§ **GOAL**
Reproduce all of the rows below word for word, with every line kept unchanged.

— Start —

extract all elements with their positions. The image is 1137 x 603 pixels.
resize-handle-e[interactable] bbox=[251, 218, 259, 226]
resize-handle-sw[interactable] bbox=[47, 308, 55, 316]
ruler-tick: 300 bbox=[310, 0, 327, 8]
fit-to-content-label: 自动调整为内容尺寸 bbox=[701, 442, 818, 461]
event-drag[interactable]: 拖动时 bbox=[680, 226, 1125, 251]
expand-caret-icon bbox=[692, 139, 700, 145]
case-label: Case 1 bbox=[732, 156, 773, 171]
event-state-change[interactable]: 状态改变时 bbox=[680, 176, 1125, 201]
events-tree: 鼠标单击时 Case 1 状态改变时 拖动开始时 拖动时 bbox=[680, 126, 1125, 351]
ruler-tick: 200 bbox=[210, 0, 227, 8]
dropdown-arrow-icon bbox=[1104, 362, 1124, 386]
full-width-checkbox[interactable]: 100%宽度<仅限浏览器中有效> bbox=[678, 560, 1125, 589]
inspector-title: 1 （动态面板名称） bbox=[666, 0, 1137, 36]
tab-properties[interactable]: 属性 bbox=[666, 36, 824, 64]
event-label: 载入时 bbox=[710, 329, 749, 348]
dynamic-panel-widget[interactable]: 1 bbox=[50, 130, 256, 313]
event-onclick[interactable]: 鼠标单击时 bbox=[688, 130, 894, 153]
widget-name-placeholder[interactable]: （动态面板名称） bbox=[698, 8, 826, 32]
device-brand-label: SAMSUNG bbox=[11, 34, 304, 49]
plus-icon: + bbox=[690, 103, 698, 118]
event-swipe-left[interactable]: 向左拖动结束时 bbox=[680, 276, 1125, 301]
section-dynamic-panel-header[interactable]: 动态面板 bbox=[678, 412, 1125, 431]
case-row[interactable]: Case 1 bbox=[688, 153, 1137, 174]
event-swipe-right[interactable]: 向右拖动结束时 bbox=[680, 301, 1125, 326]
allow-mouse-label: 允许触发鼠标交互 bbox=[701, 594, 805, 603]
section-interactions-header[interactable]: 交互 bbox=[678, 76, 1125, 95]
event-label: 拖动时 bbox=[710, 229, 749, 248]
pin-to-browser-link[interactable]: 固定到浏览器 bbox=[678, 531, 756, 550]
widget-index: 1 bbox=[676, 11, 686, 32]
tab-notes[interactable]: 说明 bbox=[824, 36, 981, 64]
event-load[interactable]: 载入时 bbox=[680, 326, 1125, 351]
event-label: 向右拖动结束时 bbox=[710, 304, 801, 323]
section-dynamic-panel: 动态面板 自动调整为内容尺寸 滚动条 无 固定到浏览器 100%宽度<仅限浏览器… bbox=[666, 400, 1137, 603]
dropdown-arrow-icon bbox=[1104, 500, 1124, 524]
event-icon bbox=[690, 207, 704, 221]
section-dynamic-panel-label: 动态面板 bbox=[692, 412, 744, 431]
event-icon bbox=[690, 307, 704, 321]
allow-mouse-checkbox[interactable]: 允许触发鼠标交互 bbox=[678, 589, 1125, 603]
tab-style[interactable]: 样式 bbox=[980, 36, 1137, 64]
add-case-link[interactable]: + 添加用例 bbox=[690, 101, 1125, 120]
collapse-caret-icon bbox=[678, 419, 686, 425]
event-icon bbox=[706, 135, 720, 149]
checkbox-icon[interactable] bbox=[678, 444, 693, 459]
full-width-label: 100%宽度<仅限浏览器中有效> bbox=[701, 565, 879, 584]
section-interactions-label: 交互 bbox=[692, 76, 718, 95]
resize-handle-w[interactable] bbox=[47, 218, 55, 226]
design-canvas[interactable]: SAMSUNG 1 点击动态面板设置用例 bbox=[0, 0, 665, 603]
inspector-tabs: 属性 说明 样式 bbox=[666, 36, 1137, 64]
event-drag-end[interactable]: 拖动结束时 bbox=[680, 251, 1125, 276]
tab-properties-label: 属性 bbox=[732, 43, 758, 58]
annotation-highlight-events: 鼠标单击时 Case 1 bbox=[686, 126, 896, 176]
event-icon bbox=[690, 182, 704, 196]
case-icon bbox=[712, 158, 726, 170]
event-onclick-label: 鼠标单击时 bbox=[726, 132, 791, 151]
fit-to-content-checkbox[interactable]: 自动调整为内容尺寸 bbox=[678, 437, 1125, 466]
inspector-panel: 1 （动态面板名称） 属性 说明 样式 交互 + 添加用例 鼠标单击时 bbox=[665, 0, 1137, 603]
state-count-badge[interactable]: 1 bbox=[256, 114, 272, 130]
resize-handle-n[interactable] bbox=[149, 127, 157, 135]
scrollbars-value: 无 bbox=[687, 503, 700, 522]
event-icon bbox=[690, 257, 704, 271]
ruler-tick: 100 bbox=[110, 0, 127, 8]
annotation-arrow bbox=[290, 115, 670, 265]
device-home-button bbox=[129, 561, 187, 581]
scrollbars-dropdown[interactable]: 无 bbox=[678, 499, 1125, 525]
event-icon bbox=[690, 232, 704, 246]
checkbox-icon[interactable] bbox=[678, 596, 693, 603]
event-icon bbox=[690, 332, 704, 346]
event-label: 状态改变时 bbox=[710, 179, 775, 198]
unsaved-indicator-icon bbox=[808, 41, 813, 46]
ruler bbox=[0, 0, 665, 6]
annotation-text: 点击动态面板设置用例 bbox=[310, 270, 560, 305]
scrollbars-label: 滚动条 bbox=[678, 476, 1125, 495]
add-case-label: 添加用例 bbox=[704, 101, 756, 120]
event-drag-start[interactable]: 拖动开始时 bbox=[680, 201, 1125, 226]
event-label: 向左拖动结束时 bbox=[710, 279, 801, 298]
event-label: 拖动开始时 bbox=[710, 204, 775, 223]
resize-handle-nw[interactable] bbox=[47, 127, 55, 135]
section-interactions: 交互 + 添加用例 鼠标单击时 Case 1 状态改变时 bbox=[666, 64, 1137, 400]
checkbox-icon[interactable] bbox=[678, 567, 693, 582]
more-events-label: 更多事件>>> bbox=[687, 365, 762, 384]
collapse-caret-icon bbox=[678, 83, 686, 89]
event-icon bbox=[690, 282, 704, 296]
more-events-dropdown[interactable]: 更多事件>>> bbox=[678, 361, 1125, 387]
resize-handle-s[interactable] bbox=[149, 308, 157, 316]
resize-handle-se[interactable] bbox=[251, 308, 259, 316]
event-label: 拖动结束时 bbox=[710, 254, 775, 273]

— End —

§ **TASK SOLUTION**
extract all elements with their positions. The image is 1137 x 603 pixels.
resize-handle-e[interactable] bbox=[251, 218, 259, 226]
resize-handle-sw[interactable] bbox=[47, 308, 55, 316]
ruler-tick: 300 bbox=[310, 0, 327, 8]
fit-to-content-label: 自动调整为内容尺寸 bbox=[701, 442, 818, 461]
event-drag[interactable]: 拖动时 bbox=[680, 226, 1125, 251]
expand-caret-icon bbox=[692, 139, 700, 145]
case-label: Case 1 bbox=[732, 156, 773, 171]
event-state-change[interactable]: 状态改变时 bbox=[680, 176, 1125, 201]
events-tree: 鼠标单击时 Case 1 状态改变时 拖动开始时 拖动时 bbox=[680, 126, 1125, 351]
ruler-tick: 200 bbox=[210, 0, 227, 8]
dropdown-arrow-icon bbox=[1104, 362, 1124, 386]
full-width-checkbox[interactable]: 100%宽度<仅限浏览器中有效> bbox=[678, 560, 1125, 589]
inspector-title: 1 （动态面板名称） bbox=[666, 0, 1137, 36]
tab-properties[interactable]: 属性 bbox=[666, 36, 824, 64]
event-label: 载入时 bbox=[710, 329, 749, 348]
dynamic-panel-widget[interactable]: 1 bbox=[50, 130, 256, 313]
event-onclick[interactable]: 鼠标单击时 bbox=[688, 130, 894, 153]
widget-name-placeholder[interactable]: （动态面板名称） bbox=[698, 8, 826, 32]
device-brand-label: SAMSUNG bbox=[11, 34, 304, 49]
plus-icon: + bbox=[690, 103, 698, 118]
event-swipe-left[interactable]: 向左拖动结束时 bbox=[680, 276, 1125, 301]
section-dynamic-panel-header[interactable]: 动态面板 bbox=[678, 412, 1125, 431]
case-row[interactable]: Case 1 bbox=[688, 153, 1137, 174]
event-swipe-right[interactable]: 向右拖动结束时 bbox=[680, 301, 1125, 326]
allow-mouse-label: 允许触发鼠标交互 bbox=[701, 594, 805, 603]
section-interactions-header[interactable]: 交互 bbox=[678, 76, 1125, 95]
event-label: 拖动时 bbox=[710, 229, 749, 248]
pin-to-browser-link[interactable]: 固定到浏览器 bbox=[678, 531, 756, 550]
widget-index: 1 bbox=[676, 11, 686, 32]
tab-notes[interactable]: 说明 bbox=[824, 36, 981, 64]
event-load[interactable]: 载入时 bbox=[680, 326, 1125, 351]
event-label: 向右拖动结束时 bbox=[710, 304, 801, 323]
section-dynamic-panel: 动态面板 自动调整为内容尺寸 滚动条 无 固定到浏览器 100%宽度<仅限浏览器… bbox=[666, 400, 1137, 603]
dropdown-arrow-icon bbox=[1104, 500, 1124, 524]
event-icon bbox=[690, 207, 704, 221]
section-dynamic-panel-label: 动态面板 bbox=[692, 412, 744, 431]
event-icon bbox=[690, 307, 704, 321]
allow-mouse-checkbox[interactable]: 允许触发鼠标交互 bbox=[678, 589, 1125, 603]
tab-style[interactable]: 样式 bbox=[980, 36, 1137, 64]
add-case-link[interactable]: + 添加用例 bbox=[690, 101, 1125, 120]
collapse-caret-icon bbox=[678, 419, 686, 425]
event-icon bbox=[706, 135, 720, 149]
checkbox-icon[interactable] bbox=[678, 444, 693, 459]
full-width-label: 100%宽度<仅限浏览器中有效> bbox=[701, 565, 879, 584]
section-interactions-label: 交互 bbox=[692, 76, 718, 95]
resize-handle-w[interactable] bbox=[47, 218, 55, 226]
design-canvas[interactable]: SAMSUNG 1 点击动态面板设置用例 bbox=[0, 0, 665, 603]
inspector-tabs: 属性 说明 样式 bbox=[666, 36, 1137, 64]
event-drag-end[interactable]: 拖动结束时 bbox=[680, 251, 1125, 276]
tab-properties-label: 属性 bbox=[732, 43, 758, 58]
annotation-highlight-events: 鼠标单击时 Case 1 bbox=[686, 126, 896, 176]
event-icon bbox=[690, 182, 704, 196]
case-icon bbox=[712, 158, 726, 170]
event-onclick-label: 鼠标单击时 bbox=[726, 132, 791, 151]
fit-to-content-checkbox[interactable]: 自动调整为内容尺寸 bbox=[678, 437, 1125, 466]
inspector-panel: 1 （动态面板名称） 属性 说明 样式 交互 + 添加用例 鼠标单击时 bbox=[665, 0, 1137, 603]
state-count-badge[interactable]: 1 bbox=[256, 114, 272, 130]
resize-handle-n[interactable] bbox=[149, 127, 157, 135]
scrollbars-value: 无 bbox=[687, 503, 700, 522]
event-icon bbox=[690, 257, 704, 271]
ruler-tick: 100 bbox=[110, 0, 127, 8]
annotation-arrow bbox=[290, 115, 670, 265]
device-home-button bbox=[129, 561, 187, 581]
scrollbars-dropdown[interactable]: 无 bbox=[678, 499, 1125, 525]
event-icon bbox=[690, 232, 704, 246]
checkbox-icon[interactable] bbox=[678, 596, 693, 603]
event-icon bbox=[690, 332, 704, 346]
event-label: 状态改变时 bbox=[710, 179, 775, 198]
unsaved-indicator-icon bbox=[808, 41, 813, 46]
ruler bbox=[0, 0, 665, 6]
annotation-text: 点击动态面板设置用例 bbox=[310, 270, 560, 305]
scrollbars-label: 滚动条 bbox=[678, 476, 1125, 495]
add-case-label: 添加用例 bbox=[704, 101, 756, 120]
event-drag-start[interactable]: 拖动开始时 bbox=[680, 201, 1125, 226]
event-label: 向左拖动结束时 bbox=[710, 279, 801, 298]
event-label: 拖动开始时 bbox=[710, 204, 775, 223]
resize-handle-nw[interactable] bbox=[47, 127, 55, 135]
section-interactions: 交互 + 添加用例 鼠标单击时 Case 1 状态改变时 bbox=[666, 64, 1137, 400]
checkbox-icon[interactable] bbox=[678, 567, 693, 582]
more-events-label: 更多事件>>> bbox=[687, 365, 762, 384]
collapse-caret-icon bbox=[678, 83, 686, 89]
event-icon bbox=[690, 282, 704, 296]
more-events-dropdown[interactable]: 更多事件>>> bbox=[678, 361, 1125, 387]
resize-handle-s[interactable] bbox=[149, 308, 157, 316]
resize-handle-se[interactable] bbox=[251, 308, 259, 316]
event-label: 拖动结束时 bbox=[710, 254, 775, 273]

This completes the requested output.